◆ Stored records:
================
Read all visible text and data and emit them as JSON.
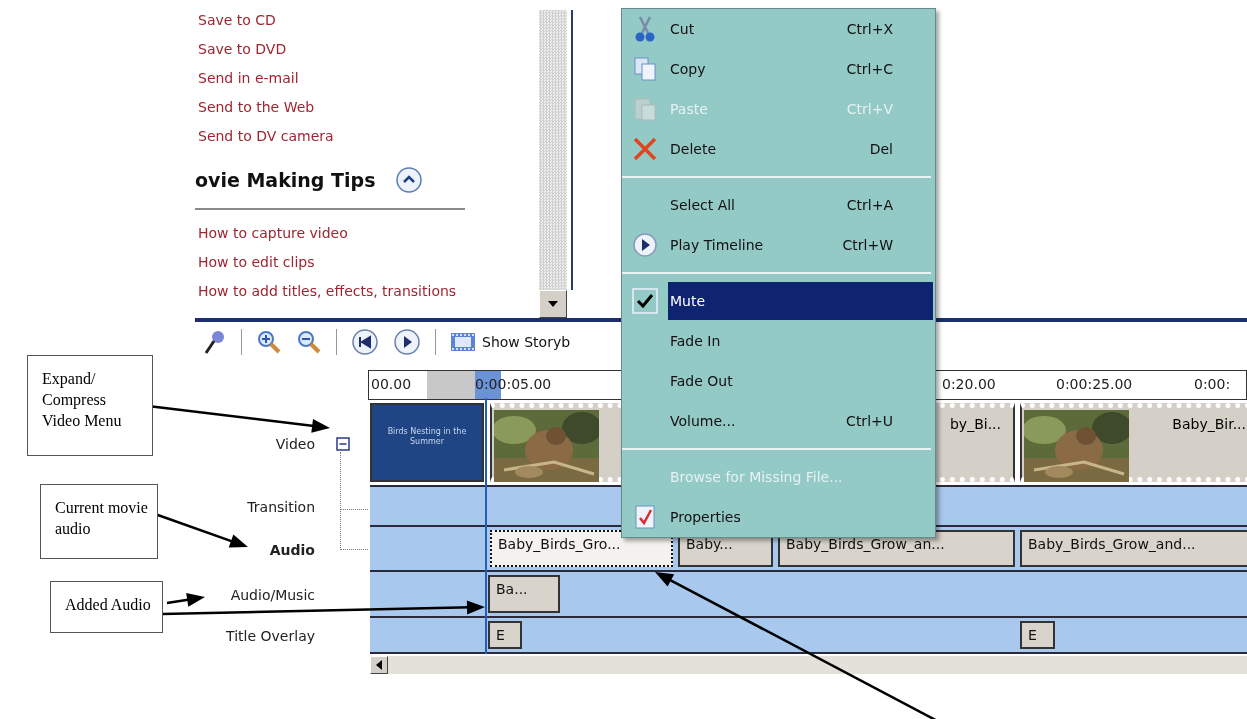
{
  "task_pane": {
    "links": [
      "Save to CD",
      "Save to DVD",
      "Send in e-mail",
      "Send to the Web",
      "Send to DV camera"
    ],
    "section": {
      "title": "ovie Making Tips",
      "expanded": true,
      "links": [
        "How to capture video",
        "How to edit clips",
        "How to add titles, effects, transitions"
      ]
    }
  },
  "toolbar": {
    "storyboard_button": "Show Storyb"
  },
  "timeline": {
    "ruler": [
      "00.00",
      "0:00:05.00",
      "0:20.00",
      "0:00:25.00",
      "0:00:"
    ],
    "tracks": [
      {
        "label": "Video",
        "bold": false,
        "expanded": true,
        "clips": [
          {
            "kind": "title",
            "text": "Birds Nesting in the Summer"
          },
          {
            "kind": "video",
            "thumbnail": true
          },
          {
            "kind": "video",
            "name": "by_Bi..."
          },
          {
            "kind": "video",
            "thumbnail": true,
            "name": "Baby_Bir..."
          }
        ]
      },
      {
        "label": "Transition",
        "bold": false
      },
      {
        "label": "Audio",
        "bold": true,
        "clips": [
          {
            "kind": "audio",
            "name": "Baby_Birds_Gro...",
            "selected": true
          },
          {
            "kind": "audio",
            "name": "Baby...",
            "selected": false
          },
          {
            "kind": "audio",
            "name": "Baby_Birds_Grow_an...",
            "selected": false
          },
          {
            "kind": "audio",
            "name": "Baby_Birds_Grow_and...",
            "selected": false
          }
        ]
      },
      {
        "label": "Audio/Music",
        "bold": false,
        "clips": [
          {
            "kind": "audio",
            "name": "Ba...",
            "selected": false
          }
        ]
      },
      {
        "label": "Title Overlay",
        "bold": false,
        "clips": [
          {
            "kind": "audio",
            "name": "E",
            "selected": false
          },
          {
            "kind": "audio",
            "name": "E",
            "selected": false
          }
        ]
      }
    ]
  },
  "context_menu": {
    "items": [
      {
        "kind": "item",
        "label": "Cut",
        "shortcut": "Ctrl+X",
        "disabled": false,
        "checked": false,
        "selected": false
      },
      {
        "kind": "item",
        "label": "Copy",
        "shortcut": "Ctrl+C",
        "disabled": false,
        "checked": false,
        "selected": false
      },
      {
        "kind": "item",
        "label": "Paste",
        "shortcut": "Ctrl+V",
        "disabled": true,
        "checked": false,
        "selected": false
      },
      {
        "kind": "item",
        "label": "Delete",
        "shortcut": "Del",
        "disabled": false,
        "checked": false,
        "selected": false
      },
      {
        "kind": "separator"
      },
      {
        "kind": "item",
        "label": "Select All",
        "shortcut": "Ctrl+A",
        "disabled": false,
        "checked": false,
        "selected": false
      },
      {
        "kind": "item",
        "label": "Play Timeline",
        "shortcut": "Ctrl+W",
        "disabled": false,
        "checked": false,
        "selected": false
      },
      {
        "kind": "separator"
      },
      {
        "kind": "item",
        "label": "Mute",
        "disabled": false,
        "checked": true,
        "selected": true
      },
      {
        "kind": "item",
        "label": "Fade In",
        "disabled": false,
        "checked": false,
        "selected": false
      },
      {
        "kind": "item",
        "label": "Fade Out",
        "disabled": false,
        "checked": false,
        "selected": false
      },
      {
        "kind": "item",
        "label": "Volume...",
        "shortcut": "Ctrl+U",
        "disabled": false,
        "checked": false,
        "selected": false
      },
      {
        "kind": "separator"
      },
      {
        "kind": "item",
        "label": "Browse for Missing File...",
        "disabled": true,
        "checked": false,
        "selected": false
      },
      {
        "kind": "item",
        "label": "Properties",
        "disabled": false,
        "checked": false,
        "selected": false
      }
    ]
  },
  "annotations": [
    {
      "lines": [
        "Expand/",
        "Compress",
        "Video Menu"
      ]
    },
    {
      "lines": [
        "Current movie",
        "audio"
      ]
    },
    {
      "lines": [
        "Added Audio"
      ]
    }
  ]
}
================
◆ Requirements:
Quote every record above exactly, omitting any pictures they contain.

◆ Complete response:
Read all visible text and data and emit them as JSON.
{
  "task_pane": {
    "links": [
      "Save to CD",
      "Save to DVD",
      "Send in e-mail",
      "Send to the Web",
      "Send to DV camera"
    ],
    "section": {
      "title": "ovie Making Tips",
      "expanded": true,
      "links": [
        "How to capture video",
        "How to edit clips",
        "How to add titles, effects, transitions"
      ]
    }
  },
  "toolbar": {
    "storyboard_button": "Show Storyb"
  },
  "timeline": {
    "ruler": [
      "00.00",
      "0:00:05.00",
      "0:20.00",
      "0:00:25.00",
      "0:00:"
    ],
    "tracks": [
      {
        "label": "Video",
        "bold": false,
        "expanded": true,
        "clips": [
          {
            "kind": "title",
            "text": "Birds Nesting in the Summer"
          },
          {
            "kind": "video",
            "thumbnail": true
          },
          {
            "kind": "video",
            "name": "by_Bi..."
          },
          {
            "kind": "video",
            "thumbnail": true,
            "name": "Baby_Bir..."
          }
        ]
      },
      {
        "label": "Transition",
        "bold": false
      },
      {
        "label": "Audio",
        "bold": true,
        "clips": [
          {
            "kind": "audio",
            "name": "Baby_Birds_Gro...",
            "selected": true
          },
          {
            "kind": "audio",
            "name": "Baby...",
            "selected": false
          },
          {
            "kind": "audio",
            "name": "Baby_Birds_Grow_an...",
            "selected": false
          },
          {
            "kind": "audio",
            "name": "Baby_Birds_Grow_and...",
            "selected": false
          }
        ]
      },
      {
        "label": "Audio/Music",
        "bold": false,
        "clips": [
          {
            "kind": "audio",
            "name": "Ba...",
            "selected": false
          }
        ]
      },
      {
        "label": "Title Overlay",
        "bold": false,
        "clips": [
          {
            "kind": "audio",
            "name": "E",
            "selected": false
          },
          {
            "kind": "audio",
            "name": "E",
            "selected": false
          }
        ]
      }
    ]
  },
  "context_menu": {
    "items": [
      {
        "kind": "item",
        "label": "Cut",
        "shortcut": "Ctrl+X",
        "disabled": false,
        "checked": false,
        "selected": false
      },
      {
        "kind": "item",
        "label": "Copy",
        "shortcut": "Ctrl+C",
        "disabled": false,
        "checked": false,
        "selected": false
      },
      {
        "kind": "item",
        "label": "Paste",
        "shortcut": "Ctrl+V",
        "disabled": true,
        "checked": false,
        "selected": false
      },
      {
        "kind": "item",
        "label": "Delete",
        "shortcut": "Del",
        "disabled": false,
        "checked": false,
        "selected": false
      },
      {
        "kind": "separator"
      },
      {
        "kind": "item",
        "label": "Select All",
        "shortcut": "Ctrl+A",
        "disabled": false,
        "checked": false,
        "selected": false
      },
      {
        "kind": "item",
        "label": "Play Timeline",
        "shortcut": "Ctrl+W",
        "disabled": false,
        "checked": false,
        "selected": false
      },
      {
        "kind": "separator"
      },
      {
        "kind": "item",
        "label": "Mute",
        "disabled": false,
        "checked": true,
        "selected": true
      },
      {
        "kind": "item",
        "label": "Fade In",
        "disabled": false,
        "checked": false,
        "selected": false
      },
      {
        "kind": "item",
        "label": "Fade Out",
        "disabled": false,
        "checked": false,
        "selected": false
      },
      {
        "kind": "item",
        "label": "Volume...",
        "shortcut": "Ctrl+U",
        "disabled": false,
        "checked": false,
        "selected": false
      },
      {
        "kind": "separator"
      },
      {
        "kind": "item",
        "label": "Browse for Missing File...",
        "disabled": true,
        "checked": false,
        "selected": false
      },
      {
        "kind": "item",
        "label": "Properties",
        "disabled": false,
        "checked": false,
        "selected": false
      }
    ]
  },
  "annotations": [
    {
      "lines": [
        "Expand/",
        "Compress",
        "Video Menu"
      ]
    },
    {
      "lines": [
        "Current movie",
        "audio"
      ]
    },
    {
      "lines": [
        "Added Audio"
      ]
    }
  ]
}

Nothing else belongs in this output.